▸ **Given instruction**:
Type out the material below exactly.

Stored dataset items:
## Start
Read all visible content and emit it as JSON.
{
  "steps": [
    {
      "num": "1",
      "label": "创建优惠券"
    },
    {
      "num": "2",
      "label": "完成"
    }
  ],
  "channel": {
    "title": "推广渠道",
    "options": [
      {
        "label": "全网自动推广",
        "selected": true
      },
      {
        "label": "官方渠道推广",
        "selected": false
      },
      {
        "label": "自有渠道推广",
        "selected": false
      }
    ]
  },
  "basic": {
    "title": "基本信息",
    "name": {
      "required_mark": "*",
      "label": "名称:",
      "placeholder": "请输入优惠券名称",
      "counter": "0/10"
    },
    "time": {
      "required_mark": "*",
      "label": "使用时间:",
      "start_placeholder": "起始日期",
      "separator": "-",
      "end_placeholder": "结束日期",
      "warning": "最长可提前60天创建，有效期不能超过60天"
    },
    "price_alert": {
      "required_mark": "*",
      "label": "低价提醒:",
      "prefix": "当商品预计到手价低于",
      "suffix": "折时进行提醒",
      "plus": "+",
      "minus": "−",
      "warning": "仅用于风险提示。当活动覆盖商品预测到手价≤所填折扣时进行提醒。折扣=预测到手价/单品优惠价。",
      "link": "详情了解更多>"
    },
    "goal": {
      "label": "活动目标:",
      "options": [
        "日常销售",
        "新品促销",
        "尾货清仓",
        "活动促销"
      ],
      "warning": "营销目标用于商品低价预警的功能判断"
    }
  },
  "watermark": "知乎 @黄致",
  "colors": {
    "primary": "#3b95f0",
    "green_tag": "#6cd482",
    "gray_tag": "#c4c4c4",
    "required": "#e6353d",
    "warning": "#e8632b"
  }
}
## End
▸ **Correct output**:
Read all visible content and emit it as JSON.
{
  "steps": [
    {
      "num": "1",
      "label": "创建优惠券"
    },
    {
      "num": "2",
      "label": "完成"
    }
  ],
  "channel": {
    "title": "推广渠道",
    "options": [
      {
        "label": "全网自动推广",
        "selected": true
      },
      {
        "label": "官方渠道推广",
        "selected": false
      },
      {
        "label": "自有渠道推广",
        "selected": false
      }
    ]
  },
  "basic": {
    "title": "基本信息",
    "name": {
      "required_mark": "*",
      "label": "名称:",
      "placeholder": "请输入优惠券名称",
      "counter": "0/10"
    },
    "time": {
      "required_mark": "*",
      "label": "使用时间:",
      "start_placeholder": "起始日期",
      "separator": "-",
      "end_placeholder": "结束日期",
      "warning": "最长可提前60天创建，有效期不能超过60天"
    },
    "price_alert": {
      "required_mark": "*",
      "label": "低价提醒:",
      "prefix": "当商品预计到手价低于",
      "suffix": "折时进行提醒",
      "plus": "+",
      "minus": "−",
      "warning": "仅用于风险提示。当活动覆盖商品预测到手价≤所填折扣时进行提醒。折扣=预测到手价/单品优惠价。",
      "link": "详情了解更多>"
    },
    "goal": {
      "label": "活动目标:",
      "options": [
        "日常销售",
        "新品促销",
        "尾货清仓",
        "活动促销"
      ],
      "warning": "营销目标用于商品低价预警的功能判断"
    }
  },
  "watermark": "知乎 @黄致",
  "colors": {
    "primary": "#3b95f0",
    "green_tag": "#6cd482",
    "gray_tag": "#c4c4c4",
    "required": "#e6353d",
    "warning": "#e8632b"
  }
}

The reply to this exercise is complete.